Your objective: Can you restate the records below word for word?

··········

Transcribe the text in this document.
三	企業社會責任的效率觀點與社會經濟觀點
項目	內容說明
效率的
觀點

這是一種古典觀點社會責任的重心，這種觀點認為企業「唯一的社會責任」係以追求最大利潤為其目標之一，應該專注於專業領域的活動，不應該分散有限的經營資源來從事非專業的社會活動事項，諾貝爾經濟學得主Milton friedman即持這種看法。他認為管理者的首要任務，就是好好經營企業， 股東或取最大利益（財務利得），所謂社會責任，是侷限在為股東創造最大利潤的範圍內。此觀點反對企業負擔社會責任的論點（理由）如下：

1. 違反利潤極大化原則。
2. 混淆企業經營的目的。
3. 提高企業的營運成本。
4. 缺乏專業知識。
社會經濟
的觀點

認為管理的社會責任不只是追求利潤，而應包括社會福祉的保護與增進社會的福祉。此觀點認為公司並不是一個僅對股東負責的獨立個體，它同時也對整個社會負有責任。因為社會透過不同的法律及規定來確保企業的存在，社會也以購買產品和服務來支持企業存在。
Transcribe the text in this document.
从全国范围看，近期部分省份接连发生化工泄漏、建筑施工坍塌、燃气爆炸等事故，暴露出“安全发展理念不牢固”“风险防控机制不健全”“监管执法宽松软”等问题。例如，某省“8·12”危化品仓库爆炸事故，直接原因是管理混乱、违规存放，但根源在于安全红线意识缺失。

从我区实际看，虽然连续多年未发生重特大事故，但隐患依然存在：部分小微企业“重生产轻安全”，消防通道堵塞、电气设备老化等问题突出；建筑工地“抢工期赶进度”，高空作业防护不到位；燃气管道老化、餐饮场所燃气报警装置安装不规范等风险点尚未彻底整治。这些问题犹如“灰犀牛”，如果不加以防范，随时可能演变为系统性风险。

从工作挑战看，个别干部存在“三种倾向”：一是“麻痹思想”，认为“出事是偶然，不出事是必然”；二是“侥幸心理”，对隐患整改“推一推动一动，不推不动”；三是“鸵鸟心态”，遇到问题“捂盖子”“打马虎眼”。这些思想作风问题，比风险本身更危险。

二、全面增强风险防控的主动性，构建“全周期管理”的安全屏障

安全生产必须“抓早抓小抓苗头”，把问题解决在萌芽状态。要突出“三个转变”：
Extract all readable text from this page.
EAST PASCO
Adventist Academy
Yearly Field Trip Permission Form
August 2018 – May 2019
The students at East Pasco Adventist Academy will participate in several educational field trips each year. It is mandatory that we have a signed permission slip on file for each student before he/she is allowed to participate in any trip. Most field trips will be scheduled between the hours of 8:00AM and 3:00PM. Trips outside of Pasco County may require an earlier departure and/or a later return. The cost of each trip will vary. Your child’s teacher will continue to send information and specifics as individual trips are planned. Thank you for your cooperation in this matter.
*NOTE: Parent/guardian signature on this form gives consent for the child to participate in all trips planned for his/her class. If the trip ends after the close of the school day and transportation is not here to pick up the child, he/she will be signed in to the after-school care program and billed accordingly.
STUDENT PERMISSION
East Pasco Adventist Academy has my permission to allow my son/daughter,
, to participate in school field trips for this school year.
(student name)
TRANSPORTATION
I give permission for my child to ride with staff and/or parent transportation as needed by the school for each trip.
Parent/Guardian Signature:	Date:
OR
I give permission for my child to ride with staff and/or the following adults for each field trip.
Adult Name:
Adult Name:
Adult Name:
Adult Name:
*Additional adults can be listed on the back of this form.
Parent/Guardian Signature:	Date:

··········

Answer to this problem:
Transcribe the text in this document.
三	企業社會責任的效率觀點與社會經濟觀點
項目	內容說明
效率的
觀點

這是一種古典觀點社會責任的重心，這種觀點認為企業「唯一的社會責任」係以追求最大利潤為其目標之一，應該專注於專業領域的活動，不應該分散有限的經營資源來從事非專業的社會活動事項，諾貝爾經濟學得主Milton friedman即持這種看法。他認為管理者的首要任務，就是好好經營企業， 股東或取最大利益（財務利得），所謂社會責任，是侷限在為股東創造最大利潤的範圍內。此觀點反對企業負擔社會責任的論點（理由）如下：

1. 違反利潤極大化原則。
2. 混淆企業經營的目的。
3. 提高企業的營運成本。
4. 缺乏專業知識。
社會經濟
的觀點

認為管理的社會責任不只是追求利潤，而應包括社會福祉的保護與增進社會的福祉。此觀點認為公司並不是一個僅對股東負責的獨立個體，它同時也對整個社會負有責任。因為社會透過不同的法律及規定來確保企業的存在，社會也以購買產品和服務來支持企業存在。
Transcribe the text in this document.
从全国范围看，近期部分省份接连发生化工泄漏、建筑施工坍塌、燃气爆炸等事故，暴露出“安全发展理念不牢固”“风险防控机制不健全”“监管执法宽松软”等问题。例如，某省“8·12”危化品仓库爆炸事故，直接原因是管理混乱、违规存放，但根源在于安全红线意识缺失。

从我区实际看，虽然连续多年未发生重特大事故，但隐患依然存在：部分小微企业“重生产轻安全”，消防通道堵塞、电气设备老化等问题突出；建筑工地“抢工期赶进度”，高空作业防护不到位；燃气管道老化、餐饮场所燃气报警装置安装不规范等风险点尚未彻底整治。这些问题犹如“灰犀牛”，如果不加以防范，随时可能演变为系统性风险。

从工作挑战看，个别干部存在“三种倾向”：一是“麻痹思想”，认为“出事是偶然，不出事是必然”；二是“侥幸心理”，对隐患整改“推一推动一动，不推不动”；三是“鸵鸟心态”，遇到问题“捂盖子”“打马虎眼”。这些思想作风问题，比风险本身更危险。

二、全面增强风险防控的主动性，构建“全周期管理”的安全屏障

安全生产必须“抓早抓小抓苗头”，把问题解决在萌芽状态。要突出“三个转变”：
Extract all readable text from this page.
EAST PASCO
Adventist Academy
Yearly Field Trip Permission Form
August 2018 – May 2019
The students at East Pasco Adventist Academy will participate in several educational field trips each year. It is mandatory that we have a signed permission slip on file for each student before he/she is allowed to participate in any trip. Most field trips will be scheduled between the hours of 8:00AM and 3:00PM. Trips outside of Pasco County may require an earlier departure and/or a later return. The cost of each trip will vary. Your child’s teacher will continue to send information and specifics as individual trips are planned. Thank you for your cooperation in this matter.
*NOTE: Parent/guardian signature on this form gives consent for the child to participate in all trips planned for his/her class. If the trip ends after the close of the school day and transportation is not here to pick up the child, he/she will be signed in to the after-school care program and billed accordingly.
STUDENT PERMISSION
East Pasco Adventist Academy has my permission to allow my son/daughter,
, to participate in school field trips for this school year.
(student name)
TRANSPORTATION
I give permission for my child to ride with staff and/or parent transportation as needed by the school for each trip.
Parent/Guardian Signature:	Date:
OR
I give permission for my child to ride with staff and/or the following adults for each field trip.
Adult Name:
Adult Name:
Adult Name:
Adult Name:
*Additional adults can be listed on the back of this form.
Parent/Guardian Signature:	Date:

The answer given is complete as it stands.